Repeat the data below with no changes.

### GIVEN DATA:
——————————
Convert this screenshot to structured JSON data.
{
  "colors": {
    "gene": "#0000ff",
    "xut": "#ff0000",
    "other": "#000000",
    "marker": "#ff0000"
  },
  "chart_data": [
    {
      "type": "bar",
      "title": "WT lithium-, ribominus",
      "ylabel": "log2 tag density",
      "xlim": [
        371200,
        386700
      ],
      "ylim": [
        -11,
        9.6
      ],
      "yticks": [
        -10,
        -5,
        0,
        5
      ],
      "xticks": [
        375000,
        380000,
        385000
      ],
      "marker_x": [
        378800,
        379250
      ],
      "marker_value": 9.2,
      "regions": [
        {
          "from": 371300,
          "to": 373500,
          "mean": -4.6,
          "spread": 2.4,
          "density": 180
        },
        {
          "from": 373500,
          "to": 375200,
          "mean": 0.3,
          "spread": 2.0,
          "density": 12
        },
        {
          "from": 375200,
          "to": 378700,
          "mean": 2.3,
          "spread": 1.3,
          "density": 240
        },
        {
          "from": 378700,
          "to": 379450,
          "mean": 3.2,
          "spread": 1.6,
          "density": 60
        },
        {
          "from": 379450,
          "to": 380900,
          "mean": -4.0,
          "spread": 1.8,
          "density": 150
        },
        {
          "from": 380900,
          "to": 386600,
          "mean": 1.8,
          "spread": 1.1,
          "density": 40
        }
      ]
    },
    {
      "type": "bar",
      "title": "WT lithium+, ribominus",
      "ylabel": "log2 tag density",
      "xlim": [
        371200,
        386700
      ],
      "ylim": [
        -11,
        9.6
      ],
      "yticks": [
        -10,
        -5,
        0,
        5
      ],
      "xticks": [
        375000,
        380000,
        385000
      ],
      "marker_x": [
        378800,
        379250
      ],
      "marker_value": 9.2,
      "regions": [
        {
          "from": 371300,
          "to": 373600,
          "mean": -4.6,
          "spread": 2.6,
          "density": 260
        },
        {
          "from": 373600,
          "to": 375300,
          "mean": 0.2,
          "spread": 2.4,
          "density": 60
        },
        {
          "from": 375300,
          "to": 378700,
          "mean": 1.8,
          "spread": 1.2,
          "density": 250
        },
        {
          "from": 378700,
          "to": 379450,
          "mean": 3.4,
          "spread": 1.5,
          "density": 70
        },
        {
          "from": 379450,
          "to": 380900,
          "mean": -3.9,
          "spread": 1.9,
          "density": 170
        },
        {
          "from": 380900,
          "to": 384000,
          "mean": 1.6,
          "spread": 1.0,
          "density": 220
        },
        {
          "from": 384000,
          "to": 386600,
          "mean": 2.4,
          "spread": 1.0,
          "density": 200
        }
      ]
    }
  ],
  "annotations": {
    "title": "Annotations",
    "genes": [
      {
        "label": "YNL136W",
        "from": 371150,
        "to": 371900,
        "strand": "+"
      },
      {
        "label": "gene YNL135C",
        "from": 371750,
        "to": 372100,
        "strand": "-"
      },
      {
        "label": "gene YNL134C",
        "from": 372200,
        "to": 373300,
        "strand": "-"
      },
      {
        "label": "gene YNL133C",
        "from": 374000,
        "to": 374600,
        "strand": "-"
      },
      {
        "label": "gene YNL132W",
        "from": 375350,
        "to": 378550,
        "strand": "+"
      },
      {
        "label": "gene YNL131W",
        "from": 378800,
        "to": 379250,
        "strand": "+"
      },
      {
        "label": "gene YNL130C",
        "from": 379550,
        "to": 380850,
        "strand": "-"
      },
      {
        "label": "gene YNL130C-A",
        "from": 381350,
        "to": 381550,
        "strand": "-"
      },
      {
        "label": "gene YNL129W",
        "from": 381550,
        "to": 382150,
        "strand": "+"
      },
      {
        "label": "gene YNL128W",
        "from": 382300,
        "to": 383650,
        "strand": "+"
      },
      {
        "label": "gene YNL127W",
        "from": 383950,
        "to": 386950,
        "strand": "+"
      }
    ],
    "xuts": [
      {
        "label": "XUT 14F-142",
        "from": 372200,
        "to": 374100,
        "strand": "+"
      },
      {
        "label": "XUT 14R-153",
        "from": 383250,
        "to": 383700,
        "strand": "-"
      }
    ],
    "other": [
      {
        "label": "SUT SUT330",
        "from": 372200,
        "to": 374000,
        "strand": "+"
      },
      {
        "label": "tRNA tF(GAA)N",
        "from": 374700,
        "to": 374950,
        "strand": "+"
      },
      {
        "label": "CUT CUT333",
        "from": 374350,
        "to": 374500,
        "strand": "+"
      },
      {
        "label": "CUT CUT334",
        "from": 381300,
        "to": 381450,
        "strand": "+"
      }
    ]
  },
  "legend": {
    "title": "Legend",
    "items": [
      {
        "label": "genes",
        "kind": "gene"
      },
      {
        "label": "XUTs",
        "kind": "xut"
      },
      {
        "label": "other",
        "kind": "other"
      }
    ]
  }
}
——————————
### EXPECTED ANSWER:
Convert this screenshot to structured JSON data.
{
  "colors": {
    "gene": "#0000ff",
    "xut": "#ff0000",
    "other": "#000000",
    "marker": "#ff0000"
  },
  "chart_data": [
    {
      "type": "bar",
      "title": "WT lithium-, ribominus",
      "ylabel": "log2 tag density",
      "xlim": [
        371200,
        386700
      ],
      "ylim": [
        -11,
        9.6
      ],
      "yticks": [
        -10,
        -5,
        0,
        5
      ],
      "xticks": [
        375000,
        380000,
        385000
      ],
      "marker_x": [
        378800,
        379250
      ],
      "marker_value": 9.2,
      "regions": [
        {
          "from": 371300,
          "to": 373500,
          "mean": -4.6,
          "spread": 2.4,
          "density": 180
        },
        {
          "from": 373500,
          "to": 375200,
          "mean": 0.3,
          "spread": 2.0,
          "density": 12
        },
        {
          "from": 375200,
          "to": 378700,
          "mean": 2.3,
          "spread": 1.3,
          "density": 240
        },
        {
          "from": 378700,
          "to": 379450,
          "mean": 3.2,
          "spread": 1.6,
          "density": 60
        },
        {
          "from": 379450,
          "to": 380900,
          "mean": -4.0,
          "spread": 1.8,
          "density": 150
        },
        {
          "from": 380900,
          "to": 386600,
          "mean": 1.8,
          "spread": 1.1,
          "density": 40
        }
      ]
    },
    {
      "type": "bar",
      "title": "WT lithium+, ribominus",
      "ylabel": "log2 tag density",
      "xlim": [
        371200,
        386700
      ],
      "ylim": [
        -11,
        9.6
      ],
      "yticks": [
        -10,
        -5,
        0,
        5
      ],
      "xticks": [
        375000,
        380000,
        385000
      ],
      "marker_x": [
        378800,
        379250
      ],
      "marker_value": 9.2,
      "regions": [
        {
          "from": 371300,
          "to": 373600,
          "mean": -4.6,
          "spread": 2.6,
          "density": 260
        },
        {
          "from": 373600,
          "to": 375300,
          "mean": 0.2,
          "spread": 2.4,
          "density": 60
        },
        {
          "from": 375300,
          "to": 378700,
          "mean": 1.8,
          "spread": 1.2,
          "density": 250
        },
        {
          "from": 378700,
          "to": 379450,
          "mean": 3.4,
          "spread": 1.5,
          "density": 70
        },
        {
          "from": 379450,
          "to": 380900,
          "mean": -3.9,
          "spread": 1.9,
          "density": 170
        },
        {
          "from": 380900,
          "to": 384000,
          "mean": 1.6,
          "spread": 1.0,
          "density": 220
        },
        {
          "from": 384000,
          "to": 386600,
          "mean": 2.4,
          "spread": 1.0,
          "density": 200
        }
      ]
    }
  ],
  "annotations": {
    "title": "Annotations",
    "genes": [
      {
        "label": "YNL136W",
        "from": 371150,
        "to": 371900,
        "strand": "+"
      },
      {
        "label": "gene YNL135C",
        "from": 371750,
        "to": 372100,
        "strand": "-"
      },
      {
        "label": "gene YNL134C",
        "from": 372200,
        "to": 373300,
        "strand": "-"
      },
      {
        "label": "gene YNL133C",
        "from": 374000,
        "to": 374600,
        "strand": "-"
      },
      {
        "label": "gene YNL132W",
        "from": 375350,
        "to": 378550,
        "strand": "+"
      },
      {
        "label": "gene YNL131W",
        "from": 378800,
        "to": 379250,
        "strand": "+"
      },
      {
        "label": "gene YNL130C",
        "from": 379550,
        "to": 380850,
        "strand": "-"
      },
      {
        "label": "gene YNL130C-A",
        "from": 381350,
        "to": 381550,
        "strand": "-"
      },
      {
        "label": "gene YNL129W",
        "from": 381550,
        "to": 382150,
        "strand": "+"
      },
      {
        "label": "gene YNL128W",
        "from": 382300,
        "to": 383650,
        "strand": "+"
      },
      {
        "label": "gene YNL127W",
        "from": 383950,
        "to": 386950,
        "strand": "+"
      }
    ],
    "xuts": [
      {
        "label": "XUT 14F-142",
        "from": 372200,
        "to": 374100,
        "strand": "+"
      },
      {
        "label": "XUT 14R-153",
        "from": 383250,
        "to": 383700,
        "strand": "-"
      }
    ],
    "other": [
      {
        "label": "SUT SUT330",
        "from": 372200,
        "to": 374000,
        "strand": "+"
      },
      {
        "label": "tRNA tF(GAA)N",
        "from": 374700,
        "to": 374950,
        "strand": "+"
      },
      {
        "label": "CUT CUT333",
        "from": 374350,
        "to": 374500,
        "strand": "+"
      },
      {
        "label": "CUT CUT334",
        "from": 381300,
        "to": 381450,
        "strand": "+"
      }
    ]
  },
  "legend": {
    "title": "Legend",
    "items": [
      {
        "label": "genes",
        "kind": "gene"
      },
      {
        "label": "XUTs",
        "kind": "xut"
      },
      {
        "label": "other",
        "kind": "other"
      }
    ]
  }
}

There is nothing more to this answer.